# GIVEN TASK:
Reproduce every entry exactly as shown.
———
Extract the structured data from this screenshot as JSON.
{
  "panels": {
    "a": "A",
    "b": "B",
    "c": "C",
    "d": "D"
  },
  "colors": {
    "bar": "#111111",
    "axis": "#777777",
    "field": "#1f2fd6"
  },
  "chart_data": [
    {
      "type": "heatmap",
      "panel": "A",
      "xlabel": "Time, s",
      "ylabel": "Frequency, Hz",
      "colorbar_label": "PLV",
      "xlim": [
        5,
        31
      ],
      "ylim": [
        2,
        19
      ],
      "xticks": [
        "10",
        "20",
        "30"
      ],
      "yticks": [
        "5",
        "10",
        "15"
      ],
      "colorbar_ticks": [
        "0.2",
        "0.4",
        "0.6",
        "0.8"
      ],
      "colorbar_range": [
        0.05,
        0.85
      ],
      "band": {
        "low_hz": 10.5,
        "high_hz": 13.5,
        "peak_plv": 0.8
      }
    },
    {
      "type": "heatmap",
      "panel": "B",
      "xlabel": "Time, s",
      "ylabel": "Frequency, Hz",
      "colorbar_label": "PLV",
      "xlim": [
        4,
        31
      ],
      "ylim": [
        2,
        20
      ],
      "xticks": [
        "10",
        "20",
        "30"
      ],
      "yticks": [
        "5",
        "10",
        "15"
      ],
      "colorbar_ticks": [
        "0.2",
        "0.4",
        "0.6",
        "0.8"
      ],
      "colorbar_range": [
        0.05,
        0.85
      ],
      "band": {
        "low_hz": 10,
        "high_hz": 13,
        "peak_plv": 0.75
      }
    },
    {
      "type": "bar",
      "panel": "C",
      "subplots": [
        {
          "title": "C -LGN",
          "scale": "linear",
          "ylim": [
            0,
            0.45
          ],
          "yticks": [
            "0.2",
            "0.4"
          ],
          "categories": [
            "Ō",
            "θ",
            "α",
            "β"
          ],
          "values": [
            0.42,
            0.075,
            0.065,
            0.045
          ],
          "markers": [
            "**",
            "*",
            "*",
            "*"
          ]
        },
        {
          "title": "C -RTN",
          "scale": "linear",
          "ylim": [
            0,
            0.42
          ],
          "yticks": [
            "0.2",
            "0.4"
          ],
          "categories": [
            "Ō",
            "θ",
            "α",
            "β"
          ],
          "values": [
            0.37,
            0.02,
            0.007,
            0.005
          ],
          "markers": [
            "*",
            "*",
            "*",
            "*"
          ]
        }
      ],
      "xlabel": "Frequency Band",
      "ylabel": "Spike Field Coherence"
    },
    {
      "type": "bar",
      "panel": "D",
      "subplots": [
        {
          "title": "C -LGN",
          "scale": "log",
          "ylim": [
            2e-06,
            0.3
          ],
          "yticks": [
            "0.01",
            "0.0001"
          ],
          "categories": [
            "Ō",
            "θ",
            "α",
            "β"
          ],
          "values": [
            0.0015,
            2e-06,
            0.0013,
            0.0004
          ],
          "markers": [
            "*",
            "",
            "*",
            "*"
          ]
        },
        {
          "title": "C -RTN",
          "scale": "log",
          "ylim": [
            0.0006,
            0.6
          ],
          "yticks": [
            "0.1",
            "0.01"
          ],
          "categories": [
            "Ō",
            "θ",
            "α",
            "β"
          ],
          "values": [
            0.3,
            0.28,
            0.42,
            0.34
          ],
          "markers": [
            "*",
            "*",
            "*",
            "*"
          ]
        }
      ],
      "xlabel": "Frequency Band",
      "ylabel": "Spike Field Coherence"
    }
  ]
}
———
# TASK OUTPUT:
Extract the structured data from this screenshot as JSON.
{
  "panels": {
    "a": "A",
    "b": "B",
    "c": "C",
    "d": "D"
  },
  "colors": {
    "bar": "#111111",
    "axis": "#777777",
    "field": "#1f2fd6"
  },
  "chart_data": [
    {
      "type": "heatmap",
      "panel": "A",
      "xlabel": "Time, s",
      "ylabel": "Frequency, Hz",
      "colorbar_label": "PLV",
      "xlim": [
        5,
        31
      ],
      "ylim": [
        2,
        19
      ],
      "xticks": [
        "10",
        "20",
        "30"
      ],
      "yticks": [
        "5",
        "10",
        "15"
      ],
      "colorbar_ticks": [
        "0.2",
        "0.4",
        "0.6",
        "0.8"
      ],
      "colorbar_range": [
        0.05,
        0.85
      ],
      "band": {
        "low_hz": 10.5,
        "high_hz": 13.5,
        "peak_plv": 0.8
      }
    },
    {
      "type": "heatmap",
      "panel": "B",
      "xlabel": "Time, s",
      "ylabel": "Frequency, Hz",
      "colorbar_label": "PLV",
      "xlim": [
        4,
        31
      ],
      "ylim": [
        2,
        20
      ],
      "xticks": [
        "10",
        "20",
        "30"
      ],
      "yticks": [
        "5",
        "10",
        "15"
      ],
      "colorbar_ticks": [
        "0.2",
        "0.4",
        "0.6",
        "0.8"
      ],
      "colorbar_range": [
        0.05,
        0.85
      ],
      "band": {
        "low_hz": 10,
        "high_hz": 13,
        "peak_plv": 0.75
      }
    },
    {
      "type": "bar",
      "panel": "C",
      "subplots": [
        {
          "title": "C -LGN",
          "scale": "linear",
          "ylim": [
            0,
            0.45
          ],
          "yticks": [
            "0.2",
            "0.4"
          ],
          "categories": [
            "Ō",
            "θ",
            "α",
            "β"
          ],
          "values": [
            0.42,
            0.075,
            0.065,
            0.045
          ],
          "markers": [
            "**",
            "*",
            "*",
            "*"
          ]
        },
        {
          "title": "C -RTN",
          "scale": "linear",
          "ylim": [
            0,
            0.42
          ],
          "yticks": [
            "0.2",
            "0.4"
          ],
          "categories": [
            "Ō",
            "θ",
            "α",
            "β"
          ],
          "values": [
            0.37,
            0.02,
            0.007,
            0.005
          ],
          "markers": [
            "*",
            "*",
            "*",
            "*"
          ]
        }
      ],
      "xlabel": "Frequency Band",
      "ylabel": "Spike Field Coherence"
    },
    {
      "type": "bar",
      "panel": "D",
      "subplots": [
        {
          "title": "C -LGN",
          "scale": "log",
          "ylim": [
            2e-06,
            0.3
          ],
          "yticks": [
            "0.01",
            "0.0001"
          ],
          "categories": [
            "Ō",
            "θ",
            "α",
            "β"
          ],
          "values": [
            0.0015,
            2e-06,
            0.0013,
            0.0004
          ],
          "markers": [
            "*",
            "",
            "*",
            "*"
          ]
        },
        {
          "title": "C -RTN",
          "scale": "log",
          "ylim": [
            0.0006,
            0.6
          ],
          "yticks": [
            "0.1",
            "0.01"
          ],
          "categories": [
            "Ō",
            "θ",
            "α",
            "β"
          ],
          "values": [
            0.3,
            0.28,
            0.42,
            0.34
          ],
          "markers": [
            "*",
            "*",
            "*",
            "*"
          ]
        }
      ],
      "xlabel": "Frequency Band",
      "ylabel": "Spike Field Coherence"
    }
  ]
}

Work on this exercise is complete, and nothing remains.